Dataset entries
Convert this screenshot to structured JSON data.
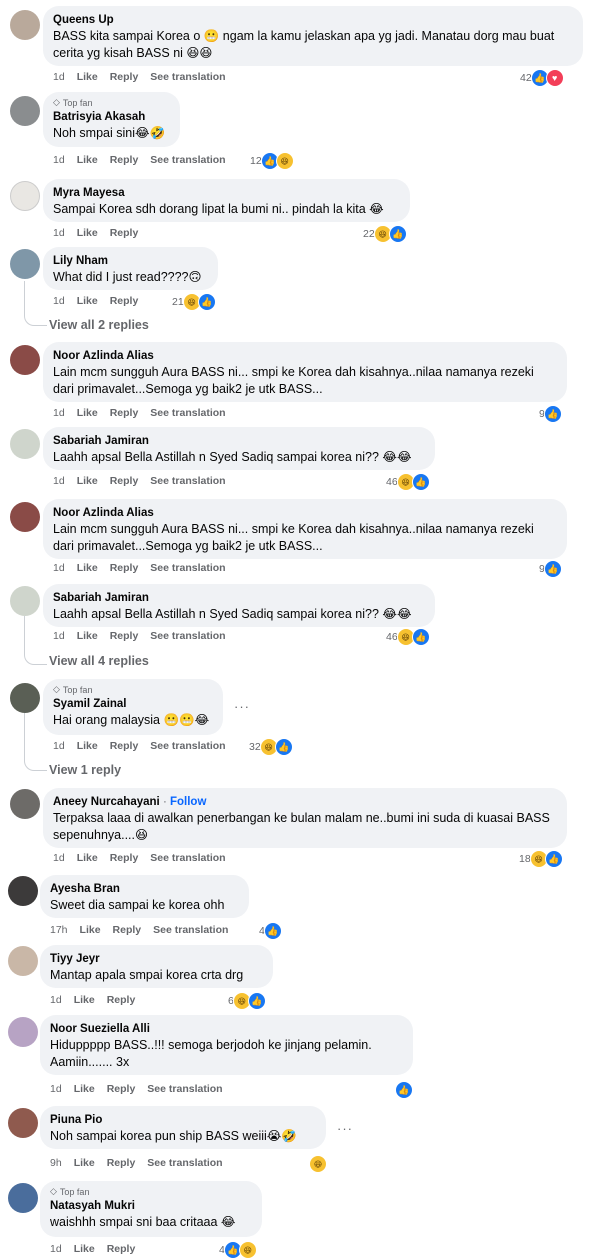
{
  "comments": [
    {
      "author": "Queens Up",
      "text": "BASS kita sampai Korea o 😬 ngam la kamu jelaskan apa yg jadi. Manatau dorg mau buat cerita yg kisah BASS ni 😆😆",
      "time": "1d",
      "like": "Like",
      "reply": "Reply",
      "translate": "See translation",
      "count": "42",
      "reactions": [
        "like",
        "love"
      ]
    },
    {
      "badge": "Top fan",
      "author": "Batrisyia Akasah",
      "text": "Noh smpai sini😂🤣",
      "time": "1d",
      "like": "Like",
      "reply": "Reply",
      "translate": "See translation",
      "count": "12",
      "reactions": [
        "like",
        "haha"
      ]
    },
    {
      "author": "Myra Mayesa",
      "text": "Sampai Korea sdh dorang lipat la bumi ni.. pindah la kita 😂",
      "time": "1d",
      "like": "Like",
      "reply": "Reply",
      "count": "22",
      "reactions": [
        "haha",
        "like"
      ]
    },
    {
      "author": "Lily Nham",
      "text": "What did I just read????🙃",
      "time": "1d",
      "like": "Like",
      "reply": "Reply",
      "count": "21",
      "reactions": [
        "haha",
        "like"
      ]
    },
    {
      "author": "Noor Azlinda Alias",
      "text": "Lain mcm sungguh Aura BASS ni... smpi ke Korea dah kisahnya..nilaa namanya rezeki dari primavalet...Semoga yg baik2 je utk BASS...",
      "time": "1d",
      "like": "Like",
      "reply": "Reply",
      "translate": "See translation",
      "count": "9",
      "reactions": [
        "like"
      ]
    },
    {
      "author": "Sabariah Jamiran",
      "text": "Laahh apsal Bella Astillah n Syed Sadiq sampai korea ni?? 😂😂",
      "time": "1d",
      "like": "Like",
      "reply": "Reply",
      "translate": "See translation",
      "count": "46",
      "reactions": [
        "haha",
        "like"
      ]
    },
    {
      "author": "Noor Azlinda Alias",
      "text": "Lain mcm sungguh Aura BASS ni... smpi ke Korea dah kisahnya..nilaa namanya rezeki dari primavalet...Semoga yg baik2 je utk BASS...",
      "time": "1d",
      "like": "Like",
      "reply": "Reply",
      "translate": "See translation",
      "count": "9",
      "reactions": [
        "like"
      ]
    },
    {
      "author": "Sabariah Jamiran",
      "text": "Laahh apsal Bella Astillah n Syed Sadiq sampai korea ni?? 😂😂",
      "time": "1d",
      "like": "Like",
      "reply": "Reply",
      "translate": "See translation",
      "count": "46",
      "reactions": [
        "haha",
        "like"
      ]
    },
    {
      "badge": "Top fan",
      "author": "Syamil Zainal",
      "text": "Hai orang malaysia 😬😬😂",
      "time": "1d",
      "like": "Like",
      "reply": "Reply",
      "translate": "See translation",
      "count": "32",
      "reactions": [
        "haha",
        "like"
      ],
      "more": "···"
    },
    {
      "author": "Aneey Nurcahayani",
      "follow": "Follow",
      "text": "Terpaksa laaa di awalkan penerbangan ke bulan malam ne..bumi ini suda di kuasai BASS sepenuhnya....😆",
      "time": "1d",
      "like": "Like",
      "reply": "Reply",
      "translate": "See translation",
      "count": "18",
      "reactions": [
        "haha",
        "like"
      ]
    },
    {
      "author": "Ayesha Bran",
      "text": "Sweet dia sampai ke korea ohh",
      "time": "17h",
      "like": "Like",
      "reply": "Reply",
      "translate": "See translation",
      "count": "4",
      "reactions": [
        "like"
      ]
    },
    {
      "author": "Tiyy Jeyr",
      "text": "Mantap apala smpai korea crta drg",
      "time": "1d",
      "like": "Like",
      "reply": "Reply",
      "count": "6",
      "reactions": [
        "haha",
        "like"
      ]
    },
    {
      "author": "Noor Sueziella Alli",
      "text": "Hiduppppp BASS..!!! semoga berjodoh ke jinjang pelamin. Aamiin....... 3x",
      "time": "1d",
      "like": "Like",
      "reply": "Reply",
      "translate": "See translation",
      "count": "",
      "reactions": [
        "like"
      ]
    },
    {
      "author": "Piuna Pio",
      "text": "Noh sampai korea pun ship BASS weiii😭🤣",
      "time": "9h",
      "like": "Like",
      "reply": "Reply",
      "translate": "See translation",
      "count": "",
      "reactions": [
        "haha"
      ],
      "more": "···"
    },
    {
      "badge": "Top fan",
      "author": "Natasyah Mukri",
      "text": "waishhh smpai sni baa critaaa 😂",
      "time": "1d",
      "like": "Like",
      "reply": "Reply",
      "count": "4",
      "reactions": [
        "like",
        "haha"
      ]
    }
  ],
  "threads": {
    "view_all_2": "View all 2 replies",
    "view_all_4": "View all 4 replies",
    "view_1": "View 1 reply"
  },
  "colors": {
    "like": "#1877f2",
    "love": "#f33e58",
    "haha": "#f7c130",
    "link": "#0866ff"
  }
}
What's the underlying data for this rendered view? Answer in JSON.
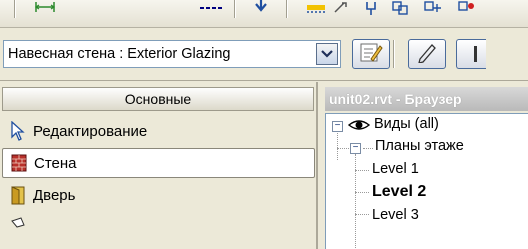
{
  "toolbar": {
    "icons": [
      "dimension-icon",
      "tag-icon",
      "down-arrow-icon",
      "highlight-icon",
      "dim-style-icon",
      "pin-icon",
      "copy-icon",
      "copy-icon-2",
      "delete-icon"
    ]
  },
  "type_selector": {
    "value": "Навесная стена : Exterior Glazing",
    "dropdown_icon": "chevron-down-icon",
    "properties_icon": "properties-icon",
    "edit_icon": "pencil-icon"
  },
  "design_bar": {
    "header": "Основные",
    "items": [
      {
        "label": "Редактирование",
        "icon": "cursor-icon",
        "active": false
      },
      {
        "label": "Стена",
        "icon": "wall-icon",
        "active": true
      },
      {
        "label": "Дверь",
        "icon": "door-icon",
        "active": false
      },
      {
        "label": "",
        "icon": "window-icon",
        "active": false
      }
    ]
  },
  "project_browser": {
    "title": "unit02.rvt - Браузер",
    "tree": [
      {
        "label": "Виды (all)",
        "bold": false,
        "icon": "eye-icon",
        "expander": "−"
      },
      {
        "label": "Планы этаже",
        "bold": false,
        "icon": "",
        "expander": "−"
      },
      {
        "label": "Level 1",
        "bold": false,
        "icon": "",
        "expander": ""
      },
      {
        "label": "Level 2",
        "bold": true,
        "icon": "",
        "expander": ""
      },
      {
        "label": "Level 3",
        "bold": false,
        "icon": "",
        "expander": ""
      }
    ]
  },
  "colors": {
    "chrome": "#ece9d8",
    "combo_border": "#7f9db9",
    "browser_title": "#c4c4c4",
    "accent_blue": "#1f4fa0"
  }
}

What is needed: Ignore the images and quote every line of the listing exactly.

Problem solution:
Convert this screenshot to structured JSON data.
{
  "comments": [
    {
      "author": "Queens Up",
      "text": "BASS kita sampai Korea o 😬 ngam la kamu jelaskan apa yg jadi. Manatau dorg mau buat cerita yg kisah BASS ni 😆😆",
      "time": "1d",
      "like": "Like",
      "reply": "Reply",
      "translate": "See translation",
      "count": "42",
      "reactions": [
        "like",
        "love"
      ]
    },
    {
      "badge": "Top fan",
      "author": "Batrisyia Akasah",
      "text": "Noh smpai sini😂🤣",
      "time": "1d",
      "like": "Like",
      "reply": "Reply",
      "translate": "See translation",
      "count": "12",
      "reactions": [
        "like",
        "haha"
      ]
    },
    {
      "author": "Myra Mayesa",
      "text": "Sampai Korea sdh dorang lipat la bumi ni.. pindah la kita 😂",
      "time": "1d",
      "like": "Like",
      "reply": "Reply",
      "count": "22",
      "reactions": [
        "haha",
        "like"
      ]
    },
    {
      "author": "Lily Nham",
      "text": "What did I just read????🙃",
      "time": "1d",
      "like": "Like",
      "reply": "Reply",
      "count": "21",
      "reactions": [
        "haha",
        "like"
      ]
    },
    {
      "author": "Noor Azlinda Alias",
      "text": "Lain mcm sungguh Aura BASS ni... smpi ke Korea dah kisahnya..nilaa namanya rezeki dari primavalet...Semoga yg baik2 je utk BASS...",
      "time": "1d",
      "like": "Like",
      "reply": "Reply",
      "translate": "See translation",
      "count": "9",
      "reactions": [
        "like"
      ]
    },
    {
      "author": "Sabariah Jamiran",
      "text": "Laahh apsal Bella Astillah n Syed Sadiq sampai korea ni?? 😂😂",
      "time": "1d",
      "like": "Like",
      "reply": "Reply",
      "translate": "See translation",
      "count": "46",
      "reactions": [
        "haha",
        "like"
      ]
    },
    {
      "author": "Noor Azlinda Alias",
      "text": "Lain mcm sungguh Aura BASS ni... smpi ke Korea dah kisahnya..nilaa namanya rezeki dari primavalet...Semoga yg baik2 je utk BASS...",
      "time": "1d",
      "like": "Like",
      "reply": "Reply",
      "translate": "See translation",
      "count": "9",
      "reactions": [
        "like"
      ]
    },
    {
      "author": "Sabariah Jamiran",
      "text": "Laahh apsal Bella Astillah n Syed Sadiq sampai korea ni?? 😂😂",
      "time": "1d",
      "like": "Like",
      "reply": "Reply",
      "translate": "See translation",
      "count": "46",
      "reactions": [
        "haha",
        "like"
      ]
    },
    {
      "badge": "Top fan",
      "author": "Syamil Zainal",
      "text": "Hai orang malaysia 😬😬😂",
      "time": "1d",
      "like": "Like",
      "reply": "Reply",
      "translate": "See translation",
      "count": "32",
      "reactions": [
        "haha",
        "like"
      ],
      "more": "···"
    },
    {
      "author": "Aneey Nurcahayani",
      "follow": "Follow",
      "text": "Terpaksa laaa di awalkan penerbangan ke bulan malam ne..bumi ini suda di kuasai BASS sepenuhnya....😆",
      "time": "1d",
      "like": "Like",
      "reply": "Reply",
      "translate": "See translation",
      "count": "18",
      "reactions": [
        "haha",
        "like"
      ]
    },
    {
      "author": "Ayesha Bran",
      "text": "Sweet dia sampai ke korea ohh",
      "time": "17h",
      "like": "Like",
      "reply": "Reply",
      "translate": "See translation",
      "count": "4",
      "reactions": [
        "like"
      ]
    },
    {
      "author": "Tiyy Jeyr",
      "text": "Mantap apala smpai korea crta drg",
      "time": "1d",
      "like": "Like",
      "reply": "Reply",
      "count": "6",
      "reactions": [
        "haha",
        "like"
      ]
    },
    {
      "author": "Noor Sueziella Alli",
      "text": "Hiduppppp BASS..!!! semoga berjodoh ke jinjang pelamin. Aamiin....... 3x",
      "time": "1d",
      "like": "Like",
      "reply": "Reply",
      "translate": "See translation",
      "count": "",
      "reactions": [
        "like"
      ]
    },
    {
      "author": "Piuna Pio",
      "text": "Noh sampai korea pun ship BASS weiii😭🤣",
      "time": "9h",
      "like": "Like",
      "reply": "Reply",
      "translate": "See translation",
      "count": "",
      "reactions": [
        "haha"
      ],
      "more": "···"
    },
    {
      "badge": "Top fan",
      "author": "Natasyah Mukri",
      "text": "waishhh smpai sni baa critaaa 😂",
      "time": "1d",
      "like": "Like",
      "reply": "Reply",
      "count": "4",
      "reactions": [
        "like",
        "haha"
      ]
    }
  ],
  "threads": {
    "view_all_2": "View all 2 replies",
    "view_all_4": "View all 4 replies",
    "view_1": "View 1 reply"
  },
  "colors": {
    "like": "#1877f2",
    "love": "#f33e58",
    "haha": "#f7c130",
    "link": "#0866ff"
  }
}
What's the underlying data for this rendered view? Answer in JSON.
{
  "toolbar": {
    "icons": [
      "dimension-icon",
      "tag-icon",
      "down-arrow-icon",
      "highlight-icon",
      "dim-style-icon",
      "pin-icon",
      "copy-icon",
      "copy-icon-2",
      "delete-icon"
    ]
  },
  "type_selector": {
    "value": "Навесная стена : Exterior Glazing",
    "dropdown_icon": "chevron-down-icon",
    "properties_icon": "properties-icon",
    "edit_icon": "pencil-icon"
  },
  "design_bar": {
    "header": "Основные",
    "items": [
      {
        "label": "Редактирование",
        "icon": "cursor-icon",
        "active": false
      },
      {
        "label": "Стена",
        "icon": "wall-icon",
        "active": true
      },
      {
        "label": "Дверь",
        "icon": "door-icon",
        "active": false
      },
      {
        "label": "",
        "icon": "window-icon",
        "active": false
      }
    ]
  },
  "project_browser": {
    "title": "unit02.rvt - Браузер",
    "tree": [
      {
        "label": "Виды (all)",
        "bold": false,
        "icon": "eye-icon",
        "expander": "−"
      },
      {
        "label": "Планы этаже",
        "bold": false,
        "icon": "",
        "expander": "−"
      },
      {
        "label": "Level 1",
        "bold": false,
        "icon": "",
        "expander": ""
      },
      {
        "label": "Level 2",
        "bold": true,
        "icon": "",
        "expander": ""
      },
      {
        "label": "Level 3",
        "bold": false,
        "icon": "",
        "expander": ""
      }
    ]
  },
  "colors": {
    "chrome": "#ece9d8",
    "combo_border": "#7f9db9",
    "browser_title": "#c4c4c4",
    "accent_blue": "#1f4fa0"
  }
}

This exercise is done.